• EXERCISE GOAL
List each line in which the string "color" appears.

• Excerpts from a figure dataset
[start]

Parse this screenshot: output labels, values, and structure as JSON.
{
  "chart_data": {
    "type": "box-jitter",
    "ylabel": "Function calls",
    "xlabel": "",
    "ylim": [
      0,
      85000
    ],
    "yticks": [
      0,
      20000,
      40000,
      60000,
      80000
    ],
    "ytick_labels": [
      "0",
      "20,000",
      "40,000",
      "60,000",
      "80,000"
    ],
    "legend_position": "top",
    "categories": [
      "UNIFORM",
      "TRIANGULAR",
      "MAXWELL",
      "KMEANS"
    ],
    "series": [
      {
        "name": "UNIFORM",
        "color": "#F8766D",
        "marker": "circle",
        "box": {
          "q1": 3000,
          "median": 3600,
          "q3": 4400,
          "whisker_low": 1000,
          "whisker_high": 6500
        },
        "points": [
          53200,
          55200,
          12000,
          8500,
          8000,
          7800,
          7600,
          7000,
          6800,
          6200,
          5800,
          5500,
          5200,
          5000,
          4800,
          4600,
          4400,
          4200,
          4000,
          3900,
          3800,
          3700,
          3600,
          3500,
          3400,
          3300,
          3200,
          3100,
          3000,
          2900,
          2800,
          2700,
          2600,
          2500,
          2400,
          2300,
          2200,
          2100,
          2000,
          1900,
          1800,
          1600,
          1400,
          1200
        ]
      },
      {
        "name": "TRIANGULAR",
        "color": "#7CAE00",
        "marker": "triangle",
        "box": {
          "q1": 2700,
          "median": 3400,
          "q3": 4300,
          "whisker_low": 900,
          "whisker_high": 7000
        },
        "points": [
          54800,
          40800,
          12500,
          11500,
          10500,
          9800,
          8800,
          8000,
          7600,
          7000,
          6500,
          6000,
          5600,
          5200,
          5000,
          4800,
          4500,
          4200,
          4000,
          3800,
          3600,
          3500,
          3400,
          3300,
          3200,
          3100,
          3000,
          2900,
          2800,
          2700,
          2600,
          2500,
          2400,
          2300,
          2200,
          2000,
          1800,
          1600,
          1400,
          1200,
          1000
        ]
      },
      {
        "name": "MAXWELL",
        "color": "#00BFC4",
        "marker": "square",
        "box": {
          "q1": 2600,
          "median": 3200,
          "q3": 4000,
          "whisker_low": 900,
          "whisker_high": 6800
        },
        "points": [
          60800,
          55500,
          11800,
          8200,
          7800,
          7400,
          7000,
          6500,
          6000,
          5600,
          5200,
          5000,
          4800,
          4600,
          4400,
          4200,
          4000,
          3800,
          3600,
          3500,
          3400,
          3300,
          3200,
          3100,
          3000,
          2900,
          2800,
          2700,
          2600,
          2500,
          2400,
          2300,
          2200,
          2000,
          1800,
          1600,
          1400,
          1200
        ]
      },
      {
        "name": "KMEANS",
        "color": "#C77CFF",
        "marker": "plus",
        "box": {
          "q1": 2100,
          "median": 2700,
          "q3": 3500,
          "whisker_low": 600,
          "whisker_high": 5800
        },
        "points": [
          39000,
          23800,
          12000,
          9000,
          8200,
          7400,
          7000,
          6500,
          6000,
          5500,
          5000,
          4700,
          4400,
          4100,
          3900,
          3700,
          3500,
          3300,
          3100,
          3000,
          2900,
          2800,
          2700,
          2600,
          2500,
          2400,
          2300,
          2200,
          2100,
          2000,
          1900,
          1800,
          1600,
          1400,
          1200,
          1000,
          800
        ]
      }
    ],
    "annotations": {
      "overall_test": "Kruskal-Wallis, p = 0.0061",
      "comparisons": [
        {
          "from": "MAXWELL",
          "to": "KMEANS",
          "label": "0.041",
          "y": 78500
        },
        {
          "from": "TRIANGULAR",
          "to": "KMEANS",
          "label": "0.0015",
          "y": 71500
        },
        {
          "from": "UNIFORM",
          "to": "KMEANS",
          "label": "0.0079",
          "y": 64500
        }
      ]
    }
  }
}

[end]

• IN RESPONSE
        "color": "#F8766D",
        "color": "#7CAE00",
        "color": "#00BFC4",
        "color": "#C77CFF",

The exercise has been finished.